Work required
In the listing that follows, count every line with the word "Task" in it and write only the total.

____

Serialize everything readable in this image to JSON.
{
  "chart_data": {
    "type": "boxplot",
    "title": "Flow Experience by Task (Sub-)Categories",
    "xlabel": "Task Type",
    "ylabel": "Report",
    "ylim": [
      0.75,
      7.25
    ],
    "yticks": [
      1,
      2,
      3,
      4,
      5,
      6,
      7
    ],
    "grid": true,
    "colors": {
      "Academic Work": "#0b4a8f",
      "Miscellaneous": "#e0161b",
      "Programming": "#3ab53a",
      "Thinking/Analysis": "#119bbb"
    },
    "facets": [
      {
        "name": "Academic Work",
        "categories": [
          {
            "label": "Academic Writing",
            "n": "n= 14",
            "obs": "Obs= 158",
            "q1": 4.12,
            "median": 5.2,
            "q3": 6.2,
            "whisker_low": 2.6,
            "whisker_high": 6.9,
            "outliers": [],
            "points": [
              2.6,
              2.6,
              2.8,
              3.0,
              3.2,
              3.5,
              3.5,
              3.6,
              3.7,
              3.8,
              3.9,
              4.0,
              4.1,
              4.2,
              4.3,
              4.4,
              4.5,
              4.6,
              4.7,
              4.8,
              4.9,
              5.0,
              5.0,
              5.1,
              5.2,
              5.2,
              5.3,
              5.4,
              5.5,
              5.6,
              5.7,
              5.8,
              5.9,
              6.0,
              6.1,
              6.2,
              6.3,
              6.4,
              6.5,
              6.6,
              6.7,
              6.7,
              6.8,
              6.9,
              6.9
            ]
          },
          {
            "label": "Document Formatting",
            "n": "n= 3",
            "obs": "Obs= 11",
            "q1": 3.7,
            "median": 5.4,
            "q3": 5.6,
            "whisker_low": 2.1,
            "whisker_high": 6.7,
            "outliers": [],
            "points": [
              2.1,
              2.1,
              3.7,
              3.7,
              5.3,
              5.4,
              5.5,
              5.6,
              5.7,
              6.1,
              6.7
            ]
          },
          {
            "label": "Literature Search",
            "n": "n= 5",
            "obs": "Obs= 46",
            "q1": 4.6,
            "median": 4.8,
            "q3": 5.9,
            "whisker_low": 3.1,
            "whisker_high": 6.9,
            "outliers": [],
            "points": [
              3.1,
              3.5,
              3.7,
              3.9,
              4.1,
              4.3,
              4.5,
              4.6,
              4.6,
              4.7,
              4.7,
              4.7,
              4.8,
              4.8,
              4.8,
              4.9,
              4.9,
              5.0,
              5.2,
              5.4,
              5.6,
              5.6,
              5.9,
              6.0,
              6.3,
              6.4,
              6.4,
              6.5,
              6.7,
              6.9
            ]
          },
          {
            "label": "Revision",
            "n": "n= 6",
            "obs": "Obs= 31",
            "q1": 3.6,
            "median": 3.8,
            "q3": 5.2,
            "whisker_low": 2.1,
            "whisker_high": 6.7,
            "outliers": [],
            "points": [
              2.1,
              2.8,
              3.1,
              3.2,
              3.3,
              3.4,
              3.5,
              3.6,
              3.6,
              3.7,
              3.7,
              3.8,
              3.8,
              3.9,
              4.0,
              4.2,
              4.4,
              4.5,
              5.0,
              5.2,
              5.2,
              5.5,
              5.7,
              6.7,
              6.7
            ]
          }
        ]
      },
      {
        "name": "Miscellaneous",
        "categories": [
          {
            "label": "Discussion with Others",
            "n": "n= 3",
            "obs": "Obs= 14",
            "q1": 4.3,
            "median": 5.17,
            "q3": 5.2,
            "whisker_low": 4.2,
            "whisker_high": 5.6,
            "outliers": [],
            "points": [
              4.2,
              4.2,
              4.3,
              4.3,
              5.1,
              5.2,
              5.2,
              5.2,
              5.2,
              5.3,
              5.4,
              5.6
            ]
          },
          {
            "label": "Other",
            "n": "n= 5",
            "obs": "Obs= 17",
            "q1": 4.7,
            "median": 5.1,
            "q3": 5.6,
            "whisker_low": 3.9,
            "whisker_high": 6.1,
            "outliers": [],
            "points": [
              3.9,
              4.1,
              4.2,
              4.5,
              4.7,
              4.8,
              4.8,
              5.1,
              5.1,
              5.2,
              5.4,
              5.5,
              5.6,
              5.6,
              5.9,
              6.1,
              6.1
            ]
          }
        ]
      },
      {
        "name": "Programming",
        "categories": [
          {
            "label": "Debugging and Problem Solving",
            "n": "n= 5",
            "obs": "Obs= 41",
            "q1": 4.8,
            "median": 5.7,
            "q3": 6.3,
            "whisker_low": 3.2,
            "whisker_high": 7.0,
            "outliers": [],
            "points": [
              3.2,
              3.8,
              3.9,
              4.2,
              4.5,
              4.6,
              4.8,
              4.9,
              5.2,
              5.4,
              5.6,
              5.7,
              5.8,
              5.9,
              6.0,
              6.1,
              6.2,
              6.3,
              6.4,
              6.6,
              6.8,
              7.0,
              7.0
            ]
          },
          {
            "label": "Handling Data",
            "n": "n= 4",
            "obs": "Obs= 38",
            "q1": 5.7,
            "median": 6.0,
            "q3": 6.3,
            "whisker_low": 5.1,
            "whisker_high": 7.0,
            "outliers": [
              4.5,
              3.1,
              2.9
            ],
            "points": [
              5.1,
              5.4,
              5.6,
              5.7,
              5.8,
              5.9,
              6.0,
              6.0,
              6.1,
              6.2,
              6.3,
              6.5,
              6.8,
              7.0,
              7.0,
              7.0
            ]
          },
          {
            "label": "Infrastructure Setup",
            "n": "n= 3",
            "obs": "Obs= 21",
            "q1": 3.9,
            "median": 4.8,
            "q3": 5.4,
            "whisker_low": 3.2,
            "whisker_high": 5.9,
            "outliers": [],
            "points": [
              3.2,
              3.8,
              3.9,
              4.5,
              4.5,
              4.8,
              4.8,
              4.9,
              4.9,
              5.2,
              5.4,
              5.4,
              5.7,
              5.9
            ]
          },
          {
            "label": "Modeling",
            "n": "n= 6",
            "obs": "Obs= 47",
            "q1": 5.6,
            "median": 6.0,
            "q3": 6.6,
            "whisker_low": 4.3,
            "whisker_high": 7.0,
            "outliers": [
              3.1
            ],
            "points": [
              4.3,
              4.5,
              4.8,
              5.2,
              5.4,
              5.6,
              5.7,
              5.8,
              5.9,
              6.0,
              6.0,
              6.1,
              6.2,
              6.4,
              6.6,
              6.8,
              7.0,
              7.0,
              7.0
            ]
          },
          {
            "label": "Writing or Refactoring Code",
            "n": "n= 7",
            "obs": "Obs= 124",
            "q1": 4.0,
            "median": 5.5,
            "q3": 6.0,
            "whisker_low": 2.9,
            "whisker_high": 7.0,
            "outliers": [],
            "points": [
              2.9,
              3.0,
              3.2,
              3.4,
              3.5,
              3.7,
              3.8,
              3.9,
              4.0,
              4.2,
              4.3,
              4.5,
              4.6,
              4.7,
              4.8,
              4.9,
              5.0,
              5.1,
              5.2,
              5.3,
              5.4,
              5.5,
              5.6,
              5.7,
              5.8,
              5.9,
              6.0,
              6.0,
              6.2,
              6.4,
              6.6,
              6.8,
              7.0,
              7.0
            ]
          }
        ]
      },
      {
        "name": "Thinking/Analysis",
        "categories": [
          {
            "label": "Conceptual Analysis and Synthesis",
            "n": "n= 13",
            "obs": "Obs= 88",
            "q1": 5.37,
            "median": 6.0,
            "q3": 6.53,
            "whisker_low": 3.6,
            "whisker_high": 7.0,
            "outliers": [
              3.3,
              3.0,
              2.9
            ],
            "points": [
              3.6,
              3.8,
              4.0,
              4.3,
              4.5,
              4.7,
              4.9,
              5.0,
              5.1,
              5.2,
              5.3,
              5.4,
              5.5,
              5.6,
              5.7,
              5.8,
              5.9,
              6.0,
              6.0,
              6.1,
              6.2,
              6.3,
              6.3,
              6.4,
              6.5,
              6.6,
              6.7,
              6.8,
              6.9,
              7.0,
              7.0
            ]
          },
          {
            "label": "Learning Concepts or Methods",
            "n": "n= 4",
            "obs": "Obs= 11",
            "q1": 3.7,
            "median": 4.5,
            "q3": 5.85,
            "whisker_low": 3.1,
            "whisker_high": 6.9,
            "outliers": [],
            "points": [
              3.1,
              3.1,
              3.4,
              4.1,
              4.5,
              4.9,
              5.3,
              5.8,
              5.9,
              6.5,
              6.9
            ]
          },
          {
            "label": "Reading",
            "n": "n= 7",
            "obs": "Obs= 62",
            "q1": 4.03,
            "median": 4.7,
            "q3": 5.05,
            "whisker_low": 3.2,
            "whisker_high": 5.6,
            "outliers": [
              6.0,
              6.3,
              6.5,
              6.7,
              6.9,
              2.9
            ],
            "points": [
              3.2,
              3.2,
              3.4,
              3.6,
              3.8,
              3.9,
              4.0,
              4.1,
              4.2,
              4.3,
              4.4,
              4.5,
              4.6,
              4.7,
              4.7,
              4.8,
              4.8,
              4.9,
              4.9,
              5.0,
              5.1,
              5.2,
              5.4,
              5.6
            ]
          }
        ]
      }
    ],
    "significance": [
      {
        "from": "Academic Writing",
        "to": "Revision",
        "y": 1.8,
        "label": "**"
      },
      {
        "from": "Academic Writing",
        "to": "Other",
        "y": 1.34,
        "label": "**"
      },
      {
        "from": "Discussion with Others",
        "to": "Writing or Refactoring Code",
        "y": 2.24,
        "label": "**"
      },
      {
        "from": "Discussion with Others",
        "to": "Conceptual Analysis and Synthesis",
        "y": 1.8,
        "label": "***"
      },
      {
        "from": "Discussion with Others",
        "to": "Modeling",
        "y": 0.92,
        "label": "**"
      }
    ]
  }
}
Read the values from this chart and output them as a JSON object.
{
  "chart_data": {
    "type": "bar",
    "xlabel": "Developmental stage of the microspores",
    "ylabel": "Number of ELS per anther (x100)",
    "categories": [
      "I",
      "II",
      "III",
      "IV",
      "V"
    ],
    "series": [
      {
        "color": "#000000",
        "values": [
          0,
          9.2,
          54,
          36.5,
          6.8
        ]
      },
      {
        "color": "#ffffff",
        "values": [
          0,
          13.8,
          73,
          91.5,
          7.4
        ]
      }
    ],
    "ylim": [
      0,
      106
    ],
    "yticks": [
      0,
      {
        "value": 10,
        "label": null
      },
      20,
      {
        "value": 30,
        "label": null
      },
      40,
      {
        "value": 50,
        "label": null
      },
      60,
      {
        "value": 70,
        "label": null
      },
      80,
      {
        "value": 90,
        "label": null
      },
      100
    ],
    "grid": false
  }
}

____

The response
2